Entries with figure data
= = = = =
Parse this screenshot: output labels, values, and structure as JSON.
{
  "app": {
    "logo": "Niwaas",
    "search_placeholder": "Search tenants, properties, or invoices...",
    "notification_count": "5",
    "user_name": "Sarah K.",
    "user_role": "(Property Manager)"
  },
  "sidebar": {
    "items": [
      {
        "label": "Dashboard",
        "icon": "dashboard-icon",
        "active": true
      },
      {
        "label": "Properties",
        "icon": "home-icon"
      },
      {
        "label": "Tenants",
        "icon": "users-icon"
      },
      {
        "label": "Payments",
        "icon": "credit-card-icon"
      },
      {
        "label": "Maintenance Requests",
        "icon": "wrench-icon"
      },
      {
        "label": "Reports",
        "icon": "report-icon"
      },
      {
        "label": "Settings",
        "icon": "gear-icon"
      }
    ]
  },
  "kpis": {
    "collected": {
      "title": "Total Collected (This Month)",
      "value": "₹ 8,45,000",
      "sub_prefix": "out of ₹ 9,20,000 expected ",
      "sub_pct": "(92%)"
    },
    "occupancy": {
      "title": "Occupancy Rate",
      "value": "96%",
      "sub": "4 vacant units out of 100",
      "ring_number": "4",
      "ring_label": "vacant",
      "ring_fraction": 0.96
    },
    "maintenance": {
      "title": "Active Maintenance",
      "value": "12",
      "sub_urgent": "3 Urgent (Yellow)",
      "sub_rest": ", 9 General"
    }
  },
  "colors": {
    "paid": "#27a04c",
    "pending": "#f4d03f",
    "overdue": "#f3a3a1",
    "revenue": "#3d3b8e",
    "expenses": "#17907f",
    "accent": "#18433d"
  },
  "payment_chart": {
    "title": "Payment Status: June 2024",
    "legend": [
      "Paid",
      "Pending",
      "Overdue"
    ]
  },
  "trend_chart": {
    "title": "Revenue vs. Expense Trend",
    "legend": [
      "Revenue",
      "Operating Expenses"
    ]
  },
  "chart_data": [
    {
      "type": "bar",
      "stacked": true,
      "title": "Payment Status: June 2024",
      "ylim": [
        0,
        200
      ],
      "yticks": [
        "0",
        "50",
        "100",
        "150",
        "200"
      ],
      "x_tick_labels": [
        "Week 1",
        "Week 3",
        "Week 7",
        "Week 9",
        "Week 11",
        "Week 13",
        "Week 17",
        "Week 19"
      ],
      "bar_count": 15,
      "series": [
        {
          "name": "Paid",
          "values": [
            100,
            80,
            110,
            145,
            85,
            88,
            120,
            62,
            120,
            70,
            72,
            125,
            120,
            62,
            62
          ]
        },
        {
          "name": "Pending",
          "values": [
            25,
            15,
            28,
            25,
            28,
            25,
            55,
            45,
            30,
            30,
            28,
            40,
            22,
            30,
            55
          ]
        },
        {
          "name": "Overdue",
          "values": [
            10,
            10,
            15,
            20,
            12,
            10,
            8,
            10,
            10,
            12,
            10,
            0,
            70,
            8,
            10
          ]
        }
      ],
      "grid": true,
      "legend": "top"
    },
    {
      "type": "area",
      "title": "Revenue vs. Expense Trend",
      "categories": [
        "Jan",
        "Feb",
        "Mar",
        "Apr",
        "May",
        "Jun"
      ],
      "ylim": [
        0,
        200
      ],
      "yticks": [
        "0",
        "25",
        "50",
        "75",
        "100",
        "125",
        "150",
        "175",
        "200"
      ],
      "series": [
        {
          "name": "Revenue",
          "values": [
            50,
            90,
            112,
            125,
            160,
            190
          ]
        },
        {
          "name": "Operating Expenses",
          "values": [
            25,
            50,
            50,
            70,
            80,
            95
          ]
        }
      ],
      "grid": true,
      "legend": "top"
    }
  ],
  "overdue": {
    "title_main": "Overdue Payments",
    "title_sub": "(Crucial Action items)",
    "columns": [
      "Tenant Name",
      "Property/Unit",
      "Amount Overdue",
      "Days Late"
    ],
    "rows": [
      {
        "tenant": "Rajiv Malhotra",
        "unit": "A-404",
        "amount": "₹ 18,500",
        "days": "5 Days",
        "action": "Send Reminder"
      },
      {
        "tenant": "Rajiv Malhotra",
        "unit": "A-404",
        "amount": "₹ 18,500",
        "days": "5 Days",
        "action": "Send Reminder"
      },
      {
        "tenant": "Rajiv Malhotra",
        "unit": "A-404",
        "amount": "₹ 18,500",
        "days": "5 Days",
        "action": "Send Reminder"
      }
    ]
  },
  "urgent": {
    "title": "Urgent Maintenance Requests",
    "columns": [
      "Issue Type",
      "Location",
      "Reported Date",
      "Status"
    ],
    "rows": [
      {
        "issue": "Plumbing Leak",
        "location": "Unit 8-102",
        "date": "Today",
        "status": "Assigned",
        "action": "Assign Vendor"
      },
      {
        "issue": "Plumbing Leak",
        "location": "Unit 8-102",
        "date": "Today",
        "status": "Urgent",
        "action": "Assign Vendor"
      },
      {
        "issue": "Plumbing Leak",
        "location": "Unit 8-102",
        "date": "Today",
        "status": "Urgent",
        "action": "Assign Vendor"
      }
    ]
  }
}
= = = = =
**WHAT IS NEEDED:**
Copy all of the material word for word.

**SOLUTION TO THE PROBLEM:**
Parse this screenshot: output labels, values, and structure as JSON.
{
  "app": {
    "logo": "Niwaas",
    "search_placeholder": "Search tenants, properties, or invoices...",
    "notification_count": "5",
    "user_name": "Sarah K.",
    "user_role": "(Property Manager)"
  },
  "sidebar": {
    "items": [
      {
        "label": "Dashboard",
        "icon": "dashboard-icon",
        "active": true
      },
      {
        "label": "Properties",
        "icon": "home-icon"
      },
      {
        "label": "Tenants",
        "icon": "users-icon"
      },
      {
        "label": "Payments",
        "icon": "credit-card-icon"
      },
      {
        "label": "Maintenance Requests",
        "icon": "wrench-icon"
      },
      {
        "label": "Reports",
        "icon": "report-icon"
      },
      {
        "label": "Settings",
        "icon": "gear-icon"
      }
    ]
  },
  "kpis": {
    "collected": {
      "title": "Total Collected (This Month)",
      "value": "₹ 8,45,000",
      "sub_prefix": "out of ₹ 9,20,000 expected ",
      "sub_pct": "(92%)"
    },
    "occupancy": {
      "title": "Occupancy Rate",
      "value": "96%",
      "sub": "4 vacant units out of 100",
      "ring_number": "4",
      "ring_label": "vacant",
      "ring_fraction": 0.96
    },
    "maintenance": {
      "title": "Active Maintenance",
      "value": "12",
      "sub_urgent": "3 Urgent (Yellow)",
      "sub_rest": ", 9 General"
    }
  },
  "colors": {
    "paid": "#27a04c",
    "pending": "#f4d03f",
    "overdue": "#f3a3a1",
    "revenue": "#3d3b8e",
    "expenses": "#17907f",
    "accent": "#18433d"
  },
  "payment_chart": {
    "title": "Payment Status: June 2024",
    "legend": [
      "Paid",
      "Pending",
      "Overdue"
    ]
  },
  "trend_chart": {
    "title": "Revenue vs. Expense Trend",
    "legend": [
      "Revenue",
      "Operating Expenses"
    ]
  },
  "chart_data": [
    {
      "type": "bar",
      "stacked": true,
      "title": "Payment Status: June 2024",
      "ylim": [
        0,
        200
      ],
      "yticks": [
        "0",
        "50",
        "100",
        "150",
        "200"
      ],
      "x_tick_labels": [
        "Week 1",
        "Week 3",
        "Week 7",
        "Week 9",
        "Week 11",
        "Week 13",
        "Week 17",
        "Week 19"
      ],
      "bar_count": 15,
      "series": [
        {
          "name": "Paid",
          "values": [
            100,
            80,
            110,
            145,
            85,
            88,
            120,
            62,
            120,
            70,
            72,
            125,
            120,
            62,
            62
          ]
        },
        {
          "name": "Pending",
          "values": [
            25,
            15,
            28,
            25,
            28,
            25,
            55,
            45,
            30,
            30,
            28,
            40,
            22,
            30,
            55
          ]
        },
        {
          "name": "Overdue",
          "values": [
            10,
            10,
            15,
            20,
            12,
            10,
            8,
            10,
            10,
            12,
            10,
            0,
            70,
            8,
            10
          ]
        }
      ],
      "grid": true,
      "legend": "top"
    },
    {
      "type": "area",
      "title": "Revenue vs. Expense Trend",
      "categories": [
        "Jan",
        "Feb",
        "Mar",
        "Apr",
        "May",
        "Jun"
      ],
      "ylim": [
        0,
        200
      ],
      "yticks": [
        "0",
        "25",
        "50",
        "75",
        "100",
        "125",
        "150",
        "175",
        "200"
      ],
      "series": [
        {
          "name": "Revenue",
          "values": [
            50,
            90,
            112,
            125,
            160,
            190
          ]
        },
        {
          "name": "Operating Expenses",
          "values": [
            25,
            50,
            50,
            70,
            80,
            95
          ]
        }
      ],
      "grid": true,
      "legend": "top"
    }
  ],
  "overdue": {
    "title_main": "Overdue Payments",
    "title_sub": "(Crucial Action items)",
    "columns": [
      "Tenant Name",
      "Property/Unit",
      "Amount Overdue",
      "Days Late"
    ],
    "rows": [
      {
        "tenant": "Rajiv Malhotra",
        "unit": "A-404",
        "amount": "₹ 18,500",
        "days": "5 Days",
        "action": "Send Reminder"
      },
      {
        "tenant": "Rajiv Malhotra",
        "unit": "A-404",
        "amount": "₹ 18,500",
        "days": "5 Days",
        "action": "Send Reminder"
      },
      {
        "tenant": "Rajiv Malhotra",
        "unit": "A-404",
        "amount": "₹ 18,500",
        "days": "5 Days",
        "action": "Send Reminder"
      }
    ]
  },
  "urgent": {
    "title": "Urgent Maintenance Requests",
    "columns": [
      "Issue Type",
      "Location",
      "Reported Date",
      "Status"
    ],
    "rows": [
      {
        "issue": "Plumbing Leak",
        "location": "Unit 8-102",
        "date": "Today",
        "status": "Assigned",
        "action": "Assign Vendor"
      },
      {
        "issue": "Plumbing Leak",
        "location": "Unit 8-102",
        "date": "Today",
        "status": "Urgent",
        "action": "Assign Vendor"
      },
      {
        "issue": "Plumbing Leak",
        "location": "Unit 8-102",
        "date": "Today",
        "status": "Urgent",
        "action": "Assign Vendor"
      }
    ]
  }
}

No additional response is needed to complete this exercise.